##### Given text #####
Shares of South Korean movie producers and distributors rallied as China resumed the streaming of a Korean movie following a six-year hiatus, spurring hopes of more cultural exports.
Film distributor and producer Showbox Corp. jumped 15% on Wednesday, while KidariStudio Inc., a producer of online comics and other content, surged by the 30% daily limit. Other media stocks including Studio Dragon Corp. and CJ ENM Co. also rallied.
The market reaction underscores expectations that after years of a tacit ban on Korean entertainment, Beijing may finally be opening its doors to movies, which were among the last segments to still face restrictions. The two countries’ ties have gradually improved since a 2016-2017 tension over Korea’s deployment of a US-led missile defense system, which had caused a halt in Chinese group tourists for some period.
“This is another ‘green shoot’ that will raise hopes Beijing intends a foreign policy reset in Xi’s third term,” said Andrew Gilholm, director of analysis for China and North Asia at Control Risks. “But nothing very substantive has really happened yet. This is a very low-cost, low-impact kind of gesture.”
The resumption may help Korean cultural content producers return to the largest consumer market in the region, lifting earnings and boosting the appeal of the nation’s entertainment stocks.
#####
• _Required action 1_: Say whether each statement agrees with the article on Korean media stocks, answering yes or no and quoting the deciding words: (a) Showbox Corp. rose 15% on Wednesday. (b) KidariStudio Inc. gained less than Showbox Corp. (c) Andrew Gilholm described the move as a high-impact gesture.
• _Required action 2_: Please retype the part of the article on Korean media stocks that begins at the words "The market reaction" and stops after "for some period.".
##### Data for review #####
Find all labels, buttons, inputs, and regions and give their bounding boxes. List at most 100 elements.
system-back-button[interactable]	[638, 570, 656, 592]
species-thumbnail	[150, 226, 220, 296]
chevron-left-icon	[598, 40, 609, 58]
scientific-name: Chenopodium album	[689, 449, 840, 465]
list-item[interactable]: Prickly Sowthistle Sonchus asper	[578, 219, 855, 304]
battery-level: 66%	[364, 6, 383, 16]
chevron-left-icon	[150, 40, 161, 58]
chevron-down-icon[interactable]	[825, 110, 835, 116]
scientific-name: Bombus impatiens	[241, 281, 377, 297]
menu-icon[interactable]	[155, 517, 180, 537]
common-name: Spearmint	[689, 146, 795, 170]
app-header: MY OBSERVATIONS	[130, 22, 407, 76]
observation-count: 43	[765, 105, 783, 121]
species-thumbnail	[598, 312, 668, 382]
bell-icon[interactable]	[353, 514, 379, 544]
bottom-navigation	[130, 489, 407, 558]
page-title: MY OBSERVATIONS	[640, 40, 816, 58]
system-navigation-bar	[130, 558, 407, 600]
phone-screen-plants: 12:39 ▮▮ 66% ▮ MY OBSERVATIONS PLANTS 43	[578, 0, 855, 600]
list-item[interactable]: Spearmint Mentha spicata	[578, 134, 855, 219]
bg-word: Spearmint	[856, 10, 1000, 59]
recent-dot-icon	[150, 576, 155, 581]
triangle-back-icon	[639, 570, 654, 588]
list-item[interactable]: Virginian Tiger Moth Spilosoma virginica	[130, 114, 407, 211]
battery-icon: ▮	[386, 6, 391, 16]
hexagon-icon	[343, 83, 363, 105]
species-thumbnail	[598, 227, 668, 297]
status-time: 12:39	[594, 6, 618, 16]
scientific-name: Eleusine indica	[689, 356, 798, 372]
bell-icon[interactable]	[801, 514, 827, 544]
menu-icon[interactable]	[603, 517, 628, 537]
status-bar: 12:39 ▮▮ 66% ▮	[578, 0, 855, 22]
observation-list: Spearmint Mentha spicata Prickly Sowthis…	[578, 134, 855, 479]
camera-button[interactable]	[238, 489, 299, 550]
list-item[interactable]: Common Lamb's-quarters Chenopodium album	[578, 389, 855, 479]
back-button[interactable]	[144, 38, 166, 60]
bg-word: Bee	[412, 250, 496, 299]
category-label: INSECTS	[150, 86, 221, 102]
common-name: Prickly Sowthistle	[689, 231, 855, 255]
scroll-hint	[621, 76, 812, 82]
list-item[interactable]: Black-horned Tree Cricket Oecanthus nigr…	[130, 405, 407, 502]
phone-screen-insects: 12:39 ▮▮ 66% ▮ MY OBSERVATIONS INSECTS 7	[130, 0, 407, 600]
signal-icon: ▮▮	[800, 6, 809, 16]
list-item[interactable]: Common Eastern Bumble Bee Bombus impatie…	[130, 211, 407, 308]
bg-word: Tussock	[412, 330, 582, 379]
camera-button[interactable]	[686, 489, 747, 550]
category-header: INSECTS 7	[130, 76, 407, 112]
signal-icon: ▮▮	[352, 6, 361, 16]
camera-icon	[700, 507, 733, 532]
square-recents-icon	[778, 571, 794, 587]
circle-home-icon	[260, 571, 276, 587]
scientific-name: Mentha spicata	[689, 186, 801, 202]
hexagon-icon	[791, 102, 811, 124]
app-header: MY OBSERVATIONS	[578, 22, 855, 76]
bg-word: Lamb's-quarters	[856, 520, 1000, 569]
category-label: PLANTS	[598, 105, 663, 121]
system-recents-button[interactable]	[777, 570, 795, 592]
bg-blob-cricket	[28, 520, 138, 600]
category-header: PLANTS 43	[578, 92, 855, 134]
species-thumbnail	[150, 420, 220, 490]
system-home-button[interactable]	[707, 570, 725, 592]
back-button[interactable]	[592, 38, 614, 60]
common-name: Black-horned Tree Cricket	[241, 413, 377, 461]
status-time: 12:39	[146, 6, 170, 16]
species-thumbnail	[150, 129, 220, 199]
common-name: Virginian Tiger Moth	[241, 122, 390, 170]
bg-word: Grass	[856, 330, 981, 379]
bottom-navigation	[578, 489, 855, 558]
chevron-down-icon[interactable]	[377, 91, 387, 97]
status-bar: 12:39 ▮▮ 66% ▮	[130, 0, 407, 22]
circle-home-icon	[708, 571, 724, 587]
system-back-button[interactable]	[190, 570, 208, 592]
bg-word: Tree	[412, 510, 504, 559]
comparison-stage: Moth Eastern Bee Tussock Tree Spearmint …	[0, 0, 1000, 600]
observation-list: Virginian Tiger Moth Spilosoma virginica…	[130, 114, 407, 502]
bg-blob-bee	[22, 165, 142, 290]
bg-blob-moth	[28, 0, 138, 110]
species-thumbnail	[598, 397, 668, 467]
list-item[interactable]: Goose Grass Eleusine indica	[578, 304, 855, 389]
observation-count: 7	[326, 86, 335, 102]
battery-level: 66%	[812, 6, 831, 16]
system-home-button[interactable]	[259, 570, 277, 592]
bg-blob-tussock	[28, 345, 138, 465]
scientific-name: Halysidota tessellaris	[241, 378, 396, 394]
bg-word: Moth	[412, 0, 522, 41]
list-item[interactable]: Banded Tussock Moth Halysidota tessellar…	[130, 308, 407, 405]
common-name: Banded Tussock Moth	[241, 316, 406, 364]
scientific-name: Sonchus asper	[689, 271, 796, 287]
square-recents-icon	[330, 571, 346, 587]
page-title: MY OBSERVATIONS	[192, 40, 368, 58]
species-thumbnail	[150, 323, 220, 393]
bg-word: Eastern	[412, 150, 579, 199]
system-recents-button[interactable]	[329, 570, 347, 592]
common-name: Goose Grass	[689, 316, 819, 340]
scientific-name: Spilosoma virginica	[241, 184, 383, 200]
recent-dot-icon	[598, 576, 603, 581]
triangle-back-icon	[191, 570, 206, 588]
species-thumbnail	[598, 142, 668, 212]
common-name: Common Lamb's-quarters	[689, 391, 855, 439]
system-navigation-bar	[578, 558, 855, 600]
#####
• _Your solution 1_:
(a) Yes: "Showbox Corp. jumped 15% on Wednesday"
(b) No: "KidariStudio Inc., a producer of online comics and other content, surged by the 30% daily limit"
(c) No: "This is a very low-cost, low-impact kind of gesture."

• _Your solution 2_:
The market reaction underscores expectations that after years of a tacit ban on Korean entertainment, Beijing may finally be opening its doors to movies, which were among the last segments to still face restrictions. The two countries’ ties have gradually improved since a 2016-2017 tension over Korea’s deployment of a US-led missile defense system, which had caused a halt in Chinese group tourists for some period.